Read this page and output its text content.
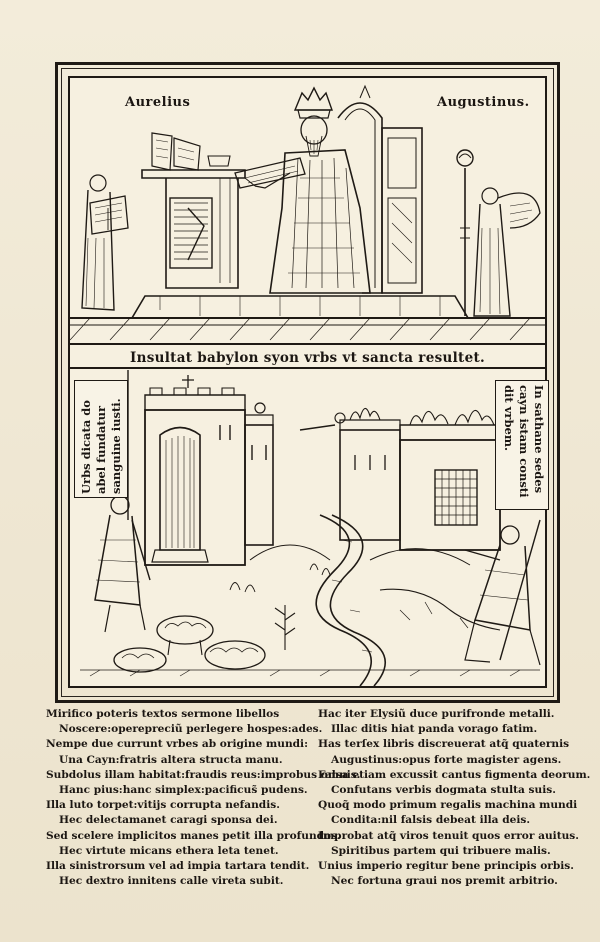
Aurelius	Augustinus.
Insultat babylon syon vrbs vt sancta resultet.
Urbs dicata do abel fundatur sanguine iusti.	In sathane sedes
cayn istam consti
dit vrbem.
Mirifico poteris textos sermone libellos
Noscere:operepreciũ perlegere hospes:ades.
Nempe due currunt vrbes ab origine mundi:
Una Cayn:fratris altera structa manu.
Subdolus illam habitat:fraudis reus:improbus omnis.
Hanc pius:hanc simplex:pacificus̃ pudens.
Illa luto torpet:vitijs corrupta nefandis.
Hec delectamanet caragi sponsa dei.
Sed scelere implicitos manes petit illa profundos.
Hec virtute micans ethera leta tenet.
Illa sinistrorsum vel ad impia tartara tendit.
Hec dextro innitens calle vireta subit.
Hac iter Elysiũ duce purifronde metalli.
Illac ditis hiat panda vorago fatim.
Has terſex libris discreuerat atq̃ quaternis
Augustinus:opus forte magister agens.
Falsa etiam excussit cantus figmenta deorum.
Confutans verbis dogmata stulta suis.
Quoq̃ modo primum regalis machina mundi
Condita:nil falsis debeat illa deis.
Improbat atq̃ viros tenuit quos error auitus.
Spiritibus partem qui tribuere malis.
Unius imperio regitur bene principis orbis.
Nec fortuna graui nos premit arbitrio.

§ **Task to complete**: Reproduce the data verbatim. Do not carry any picture into the copy.

§ **Full solution**:
Read this page and output its text content.
Aurelius	Augustinus.
Insultat babylon syon vrbs vt sancta resultet.
Urbs dicata do abel fundatur sanguine iusti.	In sathane sedes
cayn istam consti
dit vrbem.
Mirifico poteris textos sermone libellos
Noscere:operepreciũ perlegere hospes:ades.
Nempe due currunt vrbes ab origine mundi:
Una Cayn:fratris altera structa manu.
Subdolus illam habitat:fraudis reus:improbus omnis.
Hanc pius:hanc simplex:pacificus̃ pudens.
Illa luto torpet:vitijs corrupta nefandis.
Hec delectamanet caragi sponsa dei.
Sed scelere implicitos manes petit illa profundos.
Hec virtute micans ethera leta tenet.
Illa sinistrorsum vel ad impia tartara tendit.
Hec dextro innitens calle vireta subit.
Hac iter Elysiũ duce purifronde metalli.
Illac ditis hiat panda vorago fatim.
Has terſex libris discreuerat atq̃ quaternis
Augustinus:opus forte magister agens.
Falsa etiam excussit cantus figmenta deorum.
Confutans verbis dogmata stulta suis.
Quoq̃ modo primum regalis machina mundi
Condita:nil falsis debeat illa deis.
Improbat atq̃ viros tenuit quos error auitus.
Spiritibus partem qui tribuere malis.
Unius imperio regitur bene principis orbis.
Nec fortuna graui nos premit arbitrio.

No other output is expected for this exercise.